→ **Input rows**:
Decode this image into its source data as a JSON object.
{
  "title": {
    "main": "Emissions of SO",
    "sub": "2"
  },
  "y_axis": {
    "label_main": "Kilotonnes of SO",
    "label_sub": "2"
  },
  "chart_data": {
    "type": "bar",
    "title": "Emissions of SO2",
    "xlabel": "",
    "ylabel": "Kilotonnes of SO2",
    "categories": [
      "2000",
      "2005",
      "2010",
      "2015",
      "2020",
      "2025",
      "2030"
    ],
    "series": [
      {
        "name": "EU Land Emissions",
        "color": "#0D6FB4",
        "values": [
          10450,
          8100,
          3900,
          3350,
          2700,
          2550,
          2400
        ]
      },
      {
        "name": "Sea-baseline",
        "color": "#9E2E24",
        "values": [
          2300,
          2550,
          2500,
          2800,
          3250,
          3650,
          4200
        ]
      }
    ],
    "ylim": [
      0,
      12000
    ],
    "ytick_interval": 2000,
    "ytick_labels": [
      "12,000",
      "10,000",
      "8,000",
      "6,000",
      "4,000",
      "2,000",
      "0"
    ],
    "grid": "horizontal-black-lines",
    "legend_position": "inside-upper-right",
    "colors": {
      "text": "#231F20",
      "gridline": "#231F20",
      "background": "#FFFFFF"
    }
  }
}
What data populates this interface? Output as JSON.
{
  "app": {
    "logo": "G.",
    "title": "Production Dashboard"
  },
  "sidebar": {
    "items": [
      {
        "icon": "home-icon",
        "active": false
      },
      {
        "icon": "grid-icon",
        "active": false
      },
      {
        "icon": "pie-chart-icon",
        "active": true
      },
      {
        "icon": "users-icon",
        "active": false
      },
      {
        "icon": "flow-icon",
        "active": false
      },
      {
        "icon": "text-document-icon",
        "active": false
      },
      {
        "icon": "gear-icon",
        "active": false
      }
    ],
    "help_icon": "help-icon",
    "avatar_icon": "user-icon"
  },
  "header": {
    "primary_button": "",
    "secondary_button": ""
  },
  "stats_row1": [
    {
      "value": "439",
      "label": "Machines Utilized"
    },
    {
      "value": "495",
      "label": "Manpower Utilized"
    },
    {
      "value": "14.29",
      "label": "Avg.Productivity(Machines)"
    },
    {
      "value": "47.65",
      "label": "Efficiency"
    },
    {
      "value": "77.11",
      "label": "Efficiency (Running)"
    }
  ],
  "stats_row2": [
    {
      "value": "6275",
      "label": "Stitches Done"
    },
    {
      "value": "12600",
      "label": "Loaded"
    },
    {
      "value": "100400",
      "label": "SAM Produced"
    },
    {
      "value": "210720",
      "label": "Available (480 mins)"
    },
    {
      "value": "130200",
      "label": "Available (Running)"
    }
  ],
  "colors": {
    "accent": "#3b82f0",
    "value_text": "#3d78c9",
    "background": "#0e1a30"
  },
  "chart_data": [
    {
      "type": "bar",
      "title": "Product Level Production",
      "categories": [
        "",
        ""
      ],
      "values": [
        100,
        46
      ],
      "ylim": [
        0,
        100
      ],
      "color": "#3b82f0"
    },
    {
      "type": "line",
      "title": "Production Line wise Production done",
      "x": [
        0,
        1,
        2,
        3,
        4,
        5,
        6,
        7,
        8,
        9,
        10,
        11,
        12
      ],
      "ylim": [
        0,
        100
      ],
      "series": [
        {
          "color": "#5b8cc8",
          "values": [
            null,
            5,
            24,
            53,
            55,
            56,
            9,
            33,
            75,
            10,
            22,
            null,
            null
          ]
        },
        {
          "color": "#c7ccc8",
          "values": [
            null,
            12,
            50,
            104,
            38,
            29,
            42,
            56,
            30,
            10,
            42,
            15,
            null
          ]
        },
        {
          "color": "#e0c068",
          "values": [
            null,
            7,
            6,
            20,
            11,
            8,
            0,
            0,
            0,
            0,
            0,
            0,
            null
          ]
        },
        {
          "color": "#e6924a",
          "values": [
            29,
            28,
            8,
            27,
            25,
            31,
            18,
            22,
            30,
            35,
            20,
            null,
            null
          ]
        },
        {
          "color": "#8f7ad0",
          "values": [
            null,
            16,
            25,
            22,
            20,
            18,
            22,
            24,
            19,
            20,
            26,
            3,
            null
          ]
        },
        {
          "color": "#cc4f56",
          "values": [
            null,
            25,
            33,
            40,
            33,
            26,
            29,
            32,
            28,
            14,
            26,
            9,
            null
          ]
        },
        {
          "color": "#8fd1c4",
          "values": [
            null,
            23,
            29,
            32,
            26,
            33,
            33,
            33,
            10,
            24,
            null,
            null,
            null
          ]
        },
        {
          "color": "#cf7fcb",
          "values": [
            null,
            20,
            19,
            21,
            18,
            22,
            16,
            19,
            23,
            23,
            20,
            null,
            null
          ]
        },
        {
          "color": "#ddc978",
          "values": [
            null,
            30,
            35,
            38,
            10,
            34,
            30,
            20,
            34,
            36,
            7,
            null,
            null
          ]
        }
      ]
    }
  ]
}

→ **Written problem**: Filter the listing above for the string "Utilized" and copy every matching line.

→ **Answer to the exercise**:
      "label": "Machines Utilized"
      "label": "Manpower Utilized"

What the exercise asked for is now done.